Instructions for the task:
Print all the entries verbatim.

Dataset listings of figures:

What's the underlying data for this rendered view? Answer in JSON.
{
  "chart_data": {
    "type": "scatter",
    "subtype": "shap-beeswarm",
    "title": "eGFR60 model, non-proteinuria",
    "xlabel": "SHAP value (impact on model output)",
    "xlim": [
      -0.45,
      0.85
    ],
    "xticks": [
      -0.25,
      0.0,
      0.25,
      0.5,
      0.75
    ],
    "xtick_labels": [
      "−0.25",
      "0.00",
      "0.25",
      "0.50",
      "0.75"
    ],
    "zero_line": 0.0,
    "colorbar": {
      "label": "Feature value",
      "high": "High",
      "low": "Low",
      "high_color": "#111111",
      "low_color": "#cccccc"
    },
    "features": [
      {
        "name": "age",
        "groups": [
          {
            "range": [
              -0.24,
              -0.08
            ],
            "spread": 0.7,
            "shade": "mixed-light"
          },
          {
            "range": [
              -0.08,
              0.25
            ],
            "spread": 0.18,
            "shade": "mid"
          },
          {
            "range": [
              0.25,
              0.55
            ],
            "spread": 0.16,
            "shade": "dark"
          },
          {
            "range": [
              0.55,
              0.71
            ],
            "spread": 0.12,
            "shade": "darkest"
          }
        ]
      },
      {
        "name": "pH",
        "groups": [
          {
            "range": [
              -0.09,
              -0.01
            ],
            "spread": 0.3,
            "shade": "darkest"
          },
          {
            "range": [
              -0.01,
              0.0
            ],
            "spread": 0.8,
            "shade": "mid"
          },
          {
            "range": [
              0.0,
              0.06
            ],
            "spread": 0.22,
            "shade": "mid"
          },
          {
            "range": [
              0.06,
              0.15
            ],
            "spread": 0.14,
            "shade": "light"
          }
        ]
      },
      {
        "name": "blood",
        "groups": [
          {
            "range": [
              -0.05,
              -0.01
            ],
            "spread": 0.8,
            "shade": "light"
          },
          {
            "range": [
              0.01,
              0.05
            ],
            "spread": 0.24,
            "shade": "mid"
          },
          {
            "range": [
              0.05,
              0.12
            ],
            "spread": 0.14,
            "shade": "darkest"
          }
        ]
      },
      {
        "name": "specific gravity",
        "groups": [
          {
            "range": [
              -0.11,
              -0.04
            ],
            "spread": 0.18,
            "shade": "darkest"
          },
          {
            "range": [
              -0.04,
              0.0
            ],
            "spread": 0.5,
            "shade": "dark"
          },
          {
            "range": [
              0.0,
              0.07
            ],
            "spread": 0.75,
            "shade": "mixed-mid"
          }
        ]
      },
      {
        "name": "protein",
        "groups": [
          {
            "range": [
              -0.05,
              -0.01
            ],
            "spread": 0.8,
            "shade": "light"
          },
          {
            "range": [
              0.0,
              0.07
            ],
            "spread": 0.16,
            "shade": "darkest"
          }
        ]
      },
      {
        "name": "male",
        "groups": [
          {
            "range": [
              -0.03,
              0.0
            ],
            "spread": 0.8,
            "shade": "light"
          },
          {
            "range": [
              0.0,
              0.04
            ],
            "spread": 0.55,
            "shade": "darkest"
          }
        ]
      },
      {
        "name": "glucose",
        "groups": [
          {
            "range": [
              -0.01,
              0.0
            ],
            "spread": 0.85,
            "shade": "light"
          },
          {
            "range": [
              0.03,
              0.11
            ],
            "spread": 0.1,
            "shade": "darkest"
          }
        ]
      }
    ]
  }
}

Task response:
What's the underlying data for this rendered view? Answer in JSON.
{
  "chart_data": {
    "type": "scatter",
    "subtype": "shap-beeswarm",
    "title": "eGFR60 model, non-proteinuria",
    "xlabel": "SHAP value (impact on model output)",
    "xlim": [
      -0.45,
      0.85
    ],
    "xticks": [
      -0.25,
      0.0,
      0.25,
      0.5,
      0.75
    ],
    "xtick_labels": [
      "−0.25",
      "0.00",
      "0.25",
      "0.50",
      "0.75"
    ],
    "zero_line": 0.0,
    "colorbar": {
      "label": "Feature value",
      "high": "High",
      "low": "Low",
      "high_color": "#111111",
      "low_color": "#cccccc"
    },
    "features": [
      {
        "name": "age",
        "groups": [
          {
            "range": [
              -0.24,
              -0.08
            ],
            "spread": 0.7,
            "shade": "mixed-light"
          },
          {
            "range": [
              -0.08,
              0.25
            ],
            "spread": 0.18,
            "shade": "mid"
          },
          {
            "range": [
              0.25,
              0.55
            ],
            "spread": 0.16,
            "shade": "dark"
          },
          {
            "range": [
              0.55,
              0.71
            ],
            "spread": 0.12,
            "shade": "darkest"
          }
        ]
      },
      {
        "name": "pH",
        "groups": [
          {
            "range": [
              -0.09,
              -0.01
            ],
            "spread": 0.3,
            "shade": "darkest"
          },
          {
            "range": [
              -0.01,
              0.0
            ],
            "spread": 0.8,
            "shade": "mid"
          },
          {
            "range": [
              0.0,
              0.06
            ],
            "spread": 0.22,
            "shade": "mid"
          },
          {
            "range": [
              0.06,
              0.15
            ],
            "spread": 0.14,
            "shade": "light"
          }
        ]
      },
      {
        "name": "blood",
        "groups": [
          {
            "range": [
              -0.05,
              -0.01
            ],
            "spread": 0.8,
            "shade": "light"
          },
          {
            "range": [
              0.01,
              0.05
            ],
            "spread": 0.24,
            "shade": "mid"
          },
          {
            "range": [
              0.05,
              0.12
            ],
            "spread": 0.14,
            "shade": "darkest"
          }
        ]
      },
      {
        "name": "specific gravity",
        "groups": [
          {
            "range": [
              -0.11,
              -0.04
            ],
            "spread": 0.18,
            "shade": "darkest"
          },
          {
            "range": [
              -0.04,
              0.0
            ],
            "spread": 0.5,
            "shade": "dark"
          },
          {
            "range": [
              0.0,
              0.07
            ],
            "spread": 0.75,
            "shade": "mixed-mid"
          }
        ]
      },
      {
        "name": "protein",
        "groups": [
          {
            "range": [
              -0.05,
              -0.01
            ],
            "spread": 0.8,
            "shade": "light"
          },
          {
            "range": [
              0.0,
              0.07
            ],
            "spread": 0.16,
            "shade": "darkest"
          }
        ]
      },
      {
        "name": "male",
        "groups": [
          {
            "range": [
              -0.03,
              0.0
            ],
            "spread": 0.8,
            "shade": "light"
          },
          {
            "range": [
              0.0,
              0.04
            ],
            "spread": 0.55,
            "shade": "darkest"
          }
        ]
      },
      {
        "name": "glucose",
        "groups": [
          {
            "range": [
              -0.01,
              0.0
            ],
            "spread": 0.85,
            "shade": "light"
          },
          {
            "range": [
              0.03,
              0.11
            ],
            "spread": 0.1,
            "shade": "darkest"
          }
        ]
      }
    ]
  }
}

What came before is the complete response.